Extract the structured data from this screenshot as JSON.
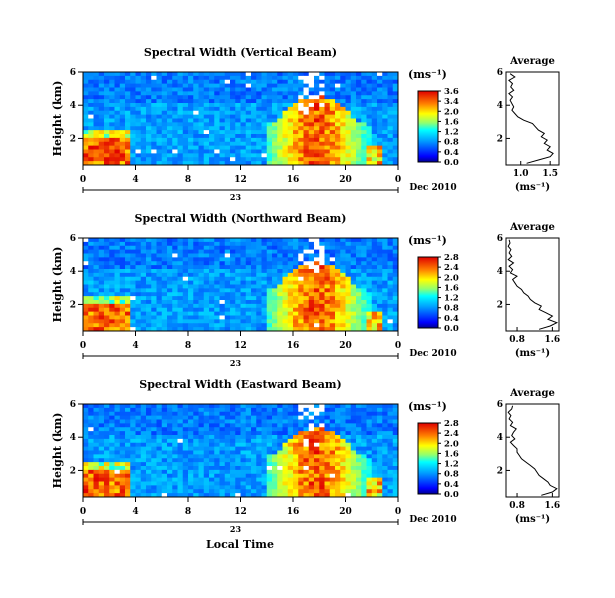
{
  "chart_data": [
    {
      "type": "heatmap",
      "title": "Spectral Width (Vertical Beam)",
      "ylabel": "Height (km)",
      "yticks": [
        "6",
        "4",
        "2"
      ],
      "xticks": [
        "0",
        "4",
        "8",
        "12",
        "16",
        "20",
        "0"
      ],
      "xlim": [
        0,
        24
      ],
      "ylim": [
        0.4,
        6
      ],
      "day_label": "23",
      "date_label": "Dec 2010",
      "colorbar": {
        "unit": "(ms⁻¹)",
        "ticks": [
          "3.6",
          "3.4",
          "2.0",
          "1.6",
          "1.2",
          "0.8",
          "0.4",
          "0.0"
        ]
      },
      "average": {
        "title": "Average",
        "xlabel": "(ms⁻¹)",
        "xticks": [
          "1.0",
          "1.5"
        ],
        "yticks": [
          "6",
          "4",
          "2"
        ],
        "xlim": [
          0.75,
          1.65
        ],
        "ylim": [
          0.4,
          6
        ],
        "height": [
          0.5,
          0.7,
          0.9,
          1.1,
          1.3,
          1.5,
          1.7,
          1.9,
          2.1,
          2.3,
          2.5,
          2.7,
          2.9,
          3.1,
          3.3,
          3.5,
          3.7,
          3.9,
          4.1,
          4.3,
          4.5,
          4.7,
          4.9,
          5.1,
          5.3,
          5.5,
          5.7,
          5.9
        ],
        "value": [
          1.1,
          1.3,
          1.5,
          1.55,
          1.45,
          1.5,
          1.4,
          1.45,
          1.35,
          1.4,
          1.3,
          1.25,
          1.2,
          1.05,
          0.95,
          0.9,
          0.85,
          0.88,
          0.85,
          0.82,
          0.86,
          0.8,
          0.88,
          0.83,
          0.86,
          0.8,
          0.9,
          0.82
        ]
      }
    },
    {
      "type": "heatmap",
      "title": "Spectral Width (Northward Beam)",
      "ylabel": "Height (km)",
      "yticks": [
        "6",
        "4",
        "2"
      ],
      "xticks": [
        "0",
        "4",
        "8",
        "12",
        "16",
        "20",
        "0"
      ],
      "xlim": [
        0,
        24
      ],
      "ylim": [
        0.4,
        6
      ],
      "day_label": "23",
      "date_label": "Dec 2010",
      "colorbar": {
        "unit": "(ms⁻¹)",
        "ticks": [
          "2.8",
          "2.4",
          "2.0",
          "1.6",
          "1.2",
          "0.8",
          "0.4",
          "0.0"
        ]
      },
      "average": {
        "title": "Average",
        "xlabel": "(ms⁻¹)",
        "xticks": [
          "0.8",
          "1.6"
        ],
        "yticks": [
          "6",
          "4",
          "2"
        ],
        "xlim": [
          0.55,
          1.75
        ],
        "ylim": [
          0.4,
          6
        ],
        "height": [
          0.5,
          0.7,
          0.9,
          1.1,
          1.3,
          1.5,
          1.7,
          1.9,
          2.1,
          2.3,
          2.5,
          2.7,
          2.9,
          3.1,
          3.3,
          3.5,
          3.7,
          3.9,
          4.1,
          4.3,
          4.5,
          4.7,
          4.9,
          5.1,
          5.3,
          5.5,
          5.7,
          5.9
        ],
        "value": [
          1.3,
          1.55,
          1.7,
          1.5,
          1.6,
          1.45,
          1.3,
          1.35,
          1.2,
          1.1,
          1.05,
          0.95,
          0.9,
          0.8,
          0.75,
          0.7,
          0.8,
          0.65,
          0.7,
          0.62,
          0.72,
          0.6,
          0.68,
          0.62,
          0.66,
          0.6,
          0.64,
          0.62
        ]
      }
    },
    {
      "type": "heatmap",
      "title": "Spectral Width (Eastward Beam)",
      "ylabel": "Height (km)",
      "yticks": [
        "6",
        "4",
        "2"
      ],
      "xticks": [
        "0",
        "4",
        "8",
        "12",
        "16",
        "20",
        "0"
      ],
      "xlim": [
        0,
        24
      ],
      "ylim": [
        0.4,
        6
      ],
      "day_label": "23",
      "date_label": "Dec 2010",
      "xlabel": "Local Time",
      "colorbar": {
        "unit": "(ms⁻¹)",
        "ticks": [
          "2.8",
          "2.4",
          "2.0",
          "1.6",
          "1.2",
          "0.8",
          "0.4",
          "0.0"
        ]
      },
      "average": {
        "title": "Average",
        "xlabel": "(ms⁻¹)",
        "xticks": [
          "0.8",
          "1.6"
        ],
        "yticks": [
          "6",
          "4",
          "2"
        ],
        "xlim": [
          0.55,
          1.75
        ],
        "ylim": [
          0.4,
          6
        ],
        "height": [
          0.5,
          0.7,
          0.9,
          1.1,
          1.3,
          1.5,
          1.7,
          1.9,
          2.1,
          2.3,
          2.5,
          2.7,
          2.9,
          3.1,
          3.3,
          3.5,
          3.7,
          3.9,
          4.1,
          4.3,
          4.5,
          4.7,
          4.9,
          5.1,
          5.3,
          5.5,
          5.7,
          5.9
        ],
        "value": [
          1.35,
          1.6,
          1.7,
          1.55,
          1.5,
          1.4,
          1.3,
          1.25,
          1.2,
          1.1,
          1.0,
          0.9,
          0.85,
          0.8,
          0.8,
          0.72,
          0.65,
          0.75,
          0.68,
          0.72,
          0.78,
          0.65,
          0.7,
          0.62,
          0.66,
          0.6,
          0.68,
          0.7
        ]
      }
    }
  ]
}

+++

Directive:
Among the records above, find each line holding the string "Beam" and pull it out.

Final result:
      "title": "Spectral Width (Vertical Beam)",
      "title": "Spectral Width (Northward Beam)",
      "title": "Spectral Width (Eastward Beam)",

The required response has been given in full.